---------- Provided data

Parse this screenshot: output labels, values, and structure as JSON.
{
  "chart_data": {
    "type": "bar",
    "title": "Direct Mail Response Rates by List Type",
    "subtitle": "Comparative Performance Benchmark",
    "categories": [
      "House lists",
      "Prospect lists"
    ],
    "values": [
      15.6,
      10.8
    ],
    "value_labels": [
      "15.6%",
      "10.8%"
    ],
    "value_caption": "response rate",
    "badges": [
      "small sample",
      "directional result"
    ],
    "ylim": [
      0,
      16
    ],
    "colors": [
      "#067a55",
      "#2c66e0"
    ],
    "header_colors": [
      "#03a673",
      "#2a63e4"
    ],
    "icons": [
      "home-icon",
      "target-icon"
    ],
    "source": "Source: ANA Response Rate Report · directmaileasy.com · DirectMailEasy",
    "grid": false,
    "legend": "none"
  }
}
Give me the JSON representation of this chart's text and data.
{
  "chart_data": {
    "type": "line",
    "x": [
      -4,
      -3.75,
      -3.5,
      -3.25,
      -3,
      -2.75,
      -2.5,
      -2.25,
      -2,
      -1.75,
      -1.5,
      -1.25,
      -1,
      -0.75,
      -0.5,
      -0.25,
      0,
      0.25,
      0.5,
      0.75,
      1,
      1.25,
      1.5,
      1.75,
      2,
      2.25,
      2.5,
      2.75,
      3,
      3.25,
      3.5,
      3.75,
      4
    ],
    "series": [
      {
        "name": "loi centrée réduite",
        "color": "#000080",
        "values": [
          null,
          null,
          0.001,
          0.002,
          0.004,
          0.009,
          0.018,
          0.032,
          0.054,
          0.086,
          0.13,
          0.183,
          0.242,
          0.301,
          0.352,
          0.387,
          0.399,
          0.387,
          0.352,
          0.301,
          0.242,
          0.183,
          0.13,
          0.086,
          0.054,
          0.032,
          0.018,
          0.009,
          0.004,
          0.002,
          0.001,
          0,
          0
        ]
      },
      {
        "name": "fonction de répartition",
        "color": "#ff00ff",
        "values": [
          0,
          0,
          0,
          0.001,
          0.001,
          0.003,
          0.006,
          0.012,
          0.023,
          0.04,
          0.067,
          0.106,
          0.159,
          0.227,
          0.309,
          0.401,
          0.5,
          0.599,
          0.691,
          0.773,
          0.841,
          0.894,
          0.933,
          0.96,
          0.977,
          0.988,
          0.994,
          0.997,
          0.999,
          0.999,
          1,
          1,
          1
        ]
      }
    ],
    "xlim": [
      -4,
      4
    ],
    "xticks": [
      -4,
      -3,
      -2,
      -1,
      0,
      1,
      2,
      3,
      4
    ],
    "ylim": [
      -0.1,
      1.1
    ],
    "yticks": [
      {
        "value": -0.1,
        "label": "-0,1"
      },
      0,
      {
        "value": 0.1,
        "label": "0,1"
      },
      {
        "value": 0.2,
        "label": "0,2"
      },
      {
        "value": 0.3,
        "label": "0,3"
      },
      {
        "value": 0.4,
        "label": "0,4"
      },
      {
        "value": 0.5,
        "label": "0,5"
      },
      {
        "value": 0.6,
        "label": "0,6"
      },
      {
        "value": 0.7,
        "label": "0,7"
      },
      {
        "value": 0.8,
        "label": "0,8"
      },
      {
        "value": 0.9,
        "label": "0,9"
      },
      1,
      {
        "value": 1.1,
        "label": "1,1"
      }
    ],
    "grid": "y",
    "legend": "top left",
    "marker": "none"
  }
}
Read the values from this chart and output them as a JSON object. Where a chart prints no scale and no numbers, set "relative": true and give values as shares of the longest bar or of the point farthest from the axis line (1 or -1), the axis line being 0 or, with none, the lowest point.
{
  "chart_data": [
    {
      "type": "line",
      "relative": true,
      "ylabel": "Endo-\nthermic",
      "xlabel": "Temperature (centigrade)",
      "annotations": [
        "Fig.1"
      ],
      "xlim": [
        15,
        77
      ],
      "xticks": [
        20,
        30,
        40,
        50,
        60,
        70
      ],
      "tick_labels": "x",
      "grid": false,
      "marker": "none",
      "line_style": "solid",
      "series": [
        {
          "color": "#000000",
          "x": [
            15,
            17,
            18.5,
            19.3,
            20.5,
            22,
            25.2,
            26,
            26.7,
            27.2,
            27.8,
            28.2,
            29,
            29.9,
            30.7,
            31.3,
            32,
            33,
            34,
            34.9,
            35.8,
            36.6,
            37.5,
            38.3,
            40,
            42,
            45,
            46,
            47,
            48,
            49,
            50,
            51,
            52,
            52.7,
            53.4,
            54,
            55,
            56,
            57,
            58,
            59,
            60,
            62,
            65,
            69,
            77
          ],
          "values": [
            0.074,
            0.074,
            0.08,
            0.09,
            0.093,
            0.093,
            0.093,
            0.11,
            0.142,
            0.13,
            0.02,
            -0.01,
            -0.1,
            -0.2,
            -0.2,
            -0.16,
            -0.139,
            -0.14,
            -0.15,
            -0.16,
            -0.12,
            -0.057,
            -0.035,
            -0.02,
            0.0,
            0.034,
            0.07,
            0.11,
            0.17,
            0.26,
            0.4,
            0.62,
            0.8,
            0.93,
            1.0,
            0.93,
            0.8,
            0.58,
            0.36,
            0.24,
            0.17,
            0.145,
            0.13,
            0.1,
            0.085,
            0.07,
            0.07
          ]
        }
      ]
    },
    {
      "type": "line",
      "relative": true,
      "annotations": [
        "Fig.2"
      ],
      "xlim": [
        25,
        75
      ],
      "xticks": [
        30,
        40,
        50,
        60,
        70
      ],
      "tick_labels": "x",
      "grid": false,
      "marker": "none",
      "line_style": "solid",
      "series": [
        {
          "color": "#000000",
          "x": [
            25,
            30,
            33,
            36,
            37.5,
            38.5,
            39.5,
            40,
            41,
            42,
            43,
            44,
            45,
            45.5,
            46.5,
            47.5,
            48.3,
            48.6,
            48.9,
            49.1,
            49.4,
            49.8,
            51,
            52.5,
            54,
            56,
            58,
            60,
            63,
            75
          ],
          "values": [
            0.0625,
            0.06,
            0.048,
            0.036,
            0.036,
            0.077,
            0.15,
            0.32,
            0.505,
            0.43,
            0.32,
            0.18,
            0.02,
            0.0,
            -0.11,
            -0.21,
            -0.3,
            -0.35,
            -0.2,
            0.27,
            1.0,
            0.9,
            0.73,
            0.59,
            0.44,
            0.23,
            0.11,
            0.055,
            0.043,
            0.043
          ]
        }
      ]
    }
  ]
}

--------------------

| Problem to work on |
Write out every line of the material again, exactly as it reads.

| Answer to the exercise |
Parse this screenshot: output labels, values, and structure as JSON.
{
  "chart_data": {
    "type": "bar",
    "title": "Direct Mail Response Rates by List Type",
    "subtitle": "Comparative Performance Benchmark",
    "categories": [
      "House lists",
      "Prospect lists"
    ],
    "values": [
      15.6,
      10.8
    ],
    "value_labels": [
      "15.6%",
      "10.8%"
    ],
    "value_caption": "response rate",
    "badges": [
      "small sample",
      "directional result"
    ],
    "ylim": [
      0,
      16
    ],
    "colors": [
      "#067a55",
      "#2c66e0"
    ],
    "header_colors": [
      "#03a673",
      "#2a63e4"
    ],
    "icons": [
      "home-icon",
      "target-icon"
    ],
    "source": "Source: ANA Response Rate Report · directmaileasy.com · DirectMailEasy",
    "grid": false,
    "legend": "none"
  }
}
Give me the JSON representation of this chart's text and data.
{
  "chart_data": {
    "type": "line",
    "x": [
      -4,
      -3.75,
      -3.5,
      -3.25,
      -3,
      -2.75,
      -2.5,
      -2.25,
      -2,
      -1.75,
      -1.5,
      -1.25,
      -1,
      -0.75,
      -0.5,
      -0.25,
      0,
      0.25,
      0.5,
      0.75,
      1,
      1.25,
      1.5,
      1.75,
      2,
      2.25,
      2.5,
      2.75,
      3,
      3.25,
      3.5,
      3.75,
      4
    ],
    "series": [
      {
        "name": "loi centrée réduite",
        "color": "#000080",
        "values": [
          null,
          null,
          0.001,
          0.002,
          0.004,
          0.009,
          0.018,
          0.032,
          0.054,
          0.086,
          0.13,
          0.183,
          0.242,
          0.301,
          0.352,
          0.387,
          0.399,
          0.387,
          0.352,
          0.301,
          0.242,
          0.183,
          0.13,
          0.086,
          0.054,
          0.032,
          0.018,
          0.009,
          0.004,
          0.002,
          0.001,
          0,
          0
        ]
      },
      {
        "name": "fonction de répartition",
        "color": "#ff00ff",
        "values": [
          0,
          0,
          0,
          0.001,
          0.001,
          0.003,
          0.006,
          0.012,
          0.023,
          0.04,
          0.067,
          0.106,
          0.159,
          0.227,
          0.309,
          0.401,
          0.5,
          0.599,
          0.691,
          0.773,
          0.841,
          0.894,
          0.933,
          0.96,
          0.977,
          0.988,
          0.994,
          0.997,
          0.999,
          0.999,
          1,
          1,
          1
        ]
      }
    ],
    "xlim": [
      -4,
      4
    ],
    "xticks": [
      -4,
      -3,
      -2,
      -1,
      0,
      1,
      2,
      3,
      4
    ],
    "ylim": [
      -0.1,
      1.1
    ],
    "yticks": [
      {
        "value": -0.1,
        "label": "-0,1"
      },
      0,
      {
        "value": 0.1,
        "label": "0,1"
      },
      {
        "value": 0.2,
        "label": "0,2"
      },
      {
        "value": 0.3,
        "label": "0,3"
      },
      {
        "value": 0.4,
        "label": "0,4"
      },
      {
        "value": 0.5,
        "label": "0,5"
      },
      {
        "value": 0.6,
        "label": "0,6"
      },
      {
        "value": 0.7,
        "label": "0,7"
      },
      {
        "value": 0.8,
        "label": "0,8"
      },
      {
        "value": 0.9,
        "label": "0,9"
      },
      1,
      {
        "value": 1.1,
        "label": "1,1"
      }
    ],
    "grid": "y",
    "legend": "top left",
    "marker": "none"
  }
}
Read the values from this chart and output them as a JSON object. Where a chart prints no scale and no numbers, set "relative": true and give values as shares of the longest bar or of the point farthest from the axis line (1 or -1), the axis line being 0 or, with none, the lowest point.
{
  "chart_data": [
    {
      "type": "line",
      "relative": true,
      "ylabel": "Endo-\nthermic",
      "xlabel": "Temperature (centigrade)",
      "annotations": [
        "Fig.1"
      ],
      "xlim": [
        15,
        77
      ],
      "xticks": [
        20,
        30,
        40,
        50,
        60,
        70
      ],
      "tick_labels": "x",
      "grid": false,
      "marker": "none",
      "line_style": "solid",
      "series": [
        {
          "color": "#000000",
          "x": [
            15,
            17,
            18.5,
            19.3,
            20.5,
            22,
            25.2,
            26,
            26.7,
            27.2,
            27.8,
            28.2,
            29,
            29.9,
            30.7,
            31.3,
            32,
            33,
            34,
            34.9,
            35.8,
            36.6,
            37.5,
            38.3,
            40,
            42,
            45,
            46,
            47,
            48,
            49,
            50,
            51,
            52,
            52.7,
            53.4,
            54,
            55,
            56,
            57,
            58,
            59,
            60,
            62,
            65,
            69,
            77
          ],
          "values": [
            0.074,
            0.074,
            0.08,
            0.09,
            0.093,
            0.093,
            0.093,
            0.11,
            0.142,
            0.13,
            0.02,
            -0.01,
            -0.1,
            -0.2,
            -0.2,
            -0.16,
            -0.139,
            -0.14,
            -0.15,
            -0.16,
            -0.12,
            -0.057,
            -0.035,
            -0.02,
            0.0,
            0.034,
            0.07,
            0.11,
            0.17,
            0.26,
            0.4,
            0.62,
            0.8,
            0.93,
            1.0,
            0.93,
            0.8,
            0.58,
            0.36,
            0.24,
            0.17,
            0.145,
            0.13,
            0.1,
            0.085,
            0.07,
            0.07
          ]
        }
      ]
    },
    {
      "type": "line",
      "relative": true,
      "annotations": [
        "Fig.2"
      ],
      "xlim": [
        25,
        75
      ],
      "xticks": [
        30,
        40,
        50,
        60,
        70
      ],
      "tick_labels": "x",
      "grid": false,
      "marker": "none",
      "line_style": "solid",
      "series": [
        {
          "color": "#000000",
          "x": [
            25,
            30,
            33,
            36,
            37.5,
            38.5,
            39.5,
            40,
            41,
            42,
            43,
            44,
            45,
            45.5,
            46.5,
            47.5,
            48.3,
            48.6,
            48.9,
            49.1,
            49.4,
            49.8,
            51,
            52.5,
            54,
            56,
            58,
            60,
            63,
            75
          ],
          "values": [
            0.0625,
            0.06,
            0.048,
            0.036,
            0.036,
            0.077,
            0.15,
            0.32,
            0.505,
            0.43,
            0.32,
            0.18,
            0.02,
            0.0,
            -0.11,
            -0.21,
            -0.3,
            -0.35,
            -0.2,
            0.27,
            1.0,
            0.9,
            0.73,
            0.59,
            0.44,
            0.23,
            0.11,
            0.055,
            0.043,
            0.043
          ]
        }
      ]
    }
  ]
}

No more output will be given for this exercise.